(Dataset excerpt)
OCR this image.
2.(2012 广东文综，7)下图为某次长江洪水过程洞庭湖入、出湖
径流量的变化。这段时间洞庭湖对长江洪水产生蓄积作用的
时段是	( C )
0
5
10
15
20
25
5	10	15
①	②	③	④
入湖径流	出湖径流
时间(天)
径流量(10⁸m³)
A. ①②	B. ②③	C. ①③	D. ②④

#### GIVEN PROBLEM
Write out the entries in full, exactly as given.

#### RESPONSE BELOW
OCR this image.
2.(2012 广东文综，7)下图为某次长江洪水过程洞庭湖入、出湖
径流量的变化。这段时间洞庭湖对长江洪水产生蓄积作用的
时段是	( C )
0
5
10
15
20
25
5	10	15
①	②	③	④
入湖径流	出湖径流
时间(天)
径流量(10⁸m³)
A. ①②	B. ②③	C. ①③	D. ②④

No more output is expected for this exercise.